Tally the lines below that contain the word "ζήτω", and give only that number.

╭─ Extracted material

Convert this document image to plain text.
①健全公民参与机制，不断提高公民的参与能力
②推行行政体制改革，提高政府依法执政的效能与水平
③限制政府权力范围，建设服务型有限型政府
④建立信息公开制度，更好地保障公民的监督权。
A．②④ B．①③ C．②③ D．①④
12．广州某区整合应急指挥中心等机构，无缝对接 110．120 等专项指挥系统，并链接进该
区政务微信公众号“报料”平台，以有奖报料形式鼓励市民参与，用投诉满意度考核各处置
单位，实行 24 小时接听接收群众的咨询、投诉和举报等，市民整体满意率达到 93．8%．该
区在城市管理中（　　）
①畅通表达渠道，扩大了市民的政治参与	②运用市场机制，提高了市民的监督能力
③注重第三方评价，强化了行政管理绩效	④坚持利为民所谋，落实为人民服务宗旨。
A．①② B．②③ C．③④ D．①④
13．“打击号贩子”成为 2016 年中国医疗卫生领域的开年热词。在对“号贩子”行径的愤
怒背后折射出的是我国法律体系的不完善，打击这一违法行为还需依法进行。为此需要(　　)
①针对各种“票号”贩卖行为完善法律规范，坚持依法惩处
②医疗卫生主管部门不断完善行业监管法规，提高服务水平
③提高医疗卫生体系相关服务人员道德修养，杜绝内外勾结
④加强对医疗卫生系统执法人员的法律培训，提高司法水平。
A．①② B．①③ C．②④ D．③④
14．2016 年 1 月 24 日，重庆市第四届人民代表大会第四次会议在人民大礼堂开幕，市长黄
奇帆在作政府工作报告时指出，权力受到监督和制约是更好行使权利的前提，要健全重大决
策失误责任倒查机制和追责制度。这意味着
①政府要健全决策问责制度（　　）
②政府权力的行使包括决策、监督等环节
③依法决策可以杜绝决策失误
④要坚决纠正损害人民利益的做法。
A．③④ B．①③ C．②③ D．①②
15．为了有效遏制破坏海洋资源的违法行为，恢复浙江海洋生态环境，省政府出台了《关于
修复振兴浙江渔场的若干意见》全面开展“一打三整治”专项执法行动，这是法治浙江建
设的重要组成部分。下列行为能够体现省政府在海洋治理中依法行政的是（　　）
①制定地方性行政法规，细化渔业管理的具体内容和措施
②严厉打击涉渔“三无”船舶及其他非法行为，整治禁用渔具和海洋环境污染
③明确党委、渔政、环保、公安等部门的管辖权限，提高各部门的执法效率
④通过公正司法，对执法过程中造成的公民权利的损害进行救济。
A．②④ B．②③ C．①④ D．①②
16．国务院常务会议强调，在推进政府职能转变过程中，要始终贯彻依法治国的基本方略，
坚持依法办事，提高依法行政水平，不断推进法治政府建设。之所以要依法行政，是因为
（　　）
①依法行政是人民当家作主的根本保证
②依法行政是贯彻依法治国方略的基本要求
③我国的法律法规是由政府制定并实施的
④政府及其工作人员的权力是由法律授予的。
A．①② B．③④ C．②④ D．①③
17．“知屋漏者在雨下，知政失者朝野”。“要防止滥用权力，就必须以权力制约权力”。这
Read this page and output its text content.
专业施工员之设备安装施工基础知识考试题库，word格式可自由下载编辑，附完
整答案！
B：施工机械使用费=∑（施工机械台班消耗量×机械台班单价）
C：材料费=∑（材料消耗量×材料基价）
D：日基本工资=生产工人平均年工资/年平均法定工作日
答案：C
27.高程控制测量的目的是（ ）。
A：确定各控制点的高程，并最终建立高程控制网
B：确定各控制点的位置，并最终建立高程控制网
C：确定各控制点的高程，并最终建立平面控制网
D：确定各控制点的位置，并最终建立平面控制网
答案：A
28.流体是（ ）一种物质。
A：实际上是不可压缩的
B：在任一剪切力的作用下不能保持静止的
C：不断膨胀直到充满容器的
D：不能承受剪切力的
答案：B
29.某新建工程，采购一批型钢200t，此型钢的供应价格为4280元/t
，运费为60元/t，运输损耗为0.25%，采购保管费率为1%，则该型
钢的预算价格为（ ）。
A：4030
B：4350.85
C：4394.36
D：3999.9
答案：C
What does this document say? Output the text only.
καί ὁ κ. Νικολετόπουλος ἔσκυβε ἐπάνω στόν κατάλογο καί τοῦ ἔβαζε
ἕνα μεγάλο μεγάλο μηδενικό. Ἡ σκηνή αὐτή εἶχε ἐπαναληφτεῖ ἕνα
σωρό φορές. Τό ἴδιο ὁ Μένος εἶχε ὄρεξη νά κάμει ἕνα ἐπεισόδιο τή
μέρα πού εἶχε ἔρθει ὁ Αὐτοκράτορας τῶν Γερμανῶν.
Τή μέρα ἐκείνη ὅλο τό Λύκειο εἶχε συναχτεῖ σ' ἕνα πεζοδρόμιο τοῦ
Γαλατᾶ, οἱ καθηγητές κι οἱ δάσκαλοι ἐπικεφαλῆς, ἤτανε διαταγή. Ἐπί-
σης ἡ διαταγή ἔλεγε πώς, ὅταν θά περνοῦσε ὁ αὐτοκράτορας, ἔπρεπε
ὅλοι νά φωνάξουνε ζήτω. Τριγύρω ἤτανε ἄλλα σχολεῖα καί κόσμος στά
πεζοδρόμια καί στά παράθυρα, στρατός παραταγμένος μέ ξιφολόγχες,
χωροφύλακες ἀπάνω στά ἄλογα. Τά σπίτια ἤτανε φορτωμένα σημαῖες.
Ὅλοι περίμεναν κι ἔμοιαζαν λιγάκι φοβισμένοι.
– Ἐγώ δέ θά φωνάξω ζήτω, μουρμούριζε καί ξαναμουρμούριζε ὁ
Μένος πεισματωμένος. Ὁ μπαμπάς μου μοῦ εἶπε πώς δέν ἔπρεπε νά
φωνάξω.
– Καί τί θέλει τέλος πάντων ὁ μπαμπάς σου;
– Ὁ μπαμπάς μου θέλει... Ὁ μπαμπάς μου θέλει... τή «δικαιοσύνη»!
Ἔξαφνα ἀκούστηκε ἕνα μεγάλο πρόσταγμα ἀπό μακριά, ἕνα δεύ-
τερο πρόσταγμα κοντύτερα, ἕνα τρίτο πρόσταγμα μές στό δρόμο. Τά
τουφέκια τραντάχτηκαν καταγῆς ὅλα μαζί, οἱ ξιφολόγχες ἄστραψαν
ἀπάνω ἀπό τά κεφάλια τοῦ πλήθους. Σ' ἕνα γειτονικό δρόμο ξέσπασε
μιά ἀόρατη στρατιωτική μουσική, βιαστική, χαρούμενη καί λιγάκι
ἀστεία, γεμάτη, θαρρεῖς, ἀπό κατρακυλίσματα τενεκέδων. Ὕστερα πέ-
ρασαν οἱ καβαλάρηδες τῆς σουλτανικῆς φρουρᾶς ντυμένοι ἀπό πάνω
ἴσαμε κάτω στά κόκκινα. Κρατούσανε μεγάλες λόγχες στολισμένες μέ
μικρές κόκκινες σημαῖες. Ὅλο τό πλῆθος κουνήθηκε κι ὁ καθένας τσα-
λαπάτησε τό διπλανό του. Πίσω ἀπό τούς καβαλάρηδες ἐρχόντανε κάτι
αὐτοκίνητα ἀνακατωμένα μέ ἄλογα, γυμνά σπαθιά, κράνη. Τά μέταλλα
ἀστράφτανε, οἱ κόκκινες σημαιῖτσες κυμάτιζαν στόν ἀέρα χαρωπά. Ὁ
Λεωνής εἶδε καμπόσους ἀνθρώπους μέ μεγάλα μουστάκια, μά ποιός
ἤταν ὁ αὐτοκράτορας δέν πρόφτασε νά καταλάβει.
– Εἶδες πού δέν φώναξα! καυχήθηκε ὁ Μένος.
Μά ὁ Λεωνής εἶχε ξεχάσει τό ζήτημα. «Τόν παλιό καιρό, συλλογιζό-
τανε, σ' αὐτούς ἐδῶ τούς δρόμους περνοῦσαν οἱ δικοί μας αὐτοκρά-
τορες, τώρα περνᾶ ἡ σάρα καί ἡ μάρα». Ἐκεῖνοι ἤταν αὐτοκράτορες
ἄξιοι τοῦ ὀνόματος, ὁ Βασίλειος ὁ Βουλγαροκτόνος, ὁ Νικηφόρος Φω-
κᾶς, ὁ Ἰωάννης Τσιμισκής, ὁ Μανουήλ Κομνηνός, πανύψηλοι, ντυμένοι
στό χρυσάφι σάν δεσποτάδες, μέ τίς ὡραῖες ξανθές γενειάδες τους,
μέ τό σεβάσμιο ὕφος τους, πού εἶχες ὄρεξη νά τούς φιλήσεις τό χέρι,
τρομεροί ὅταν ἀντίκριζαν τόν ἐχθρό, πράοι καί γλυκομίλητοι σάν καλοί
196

╰─

Exercise result: 2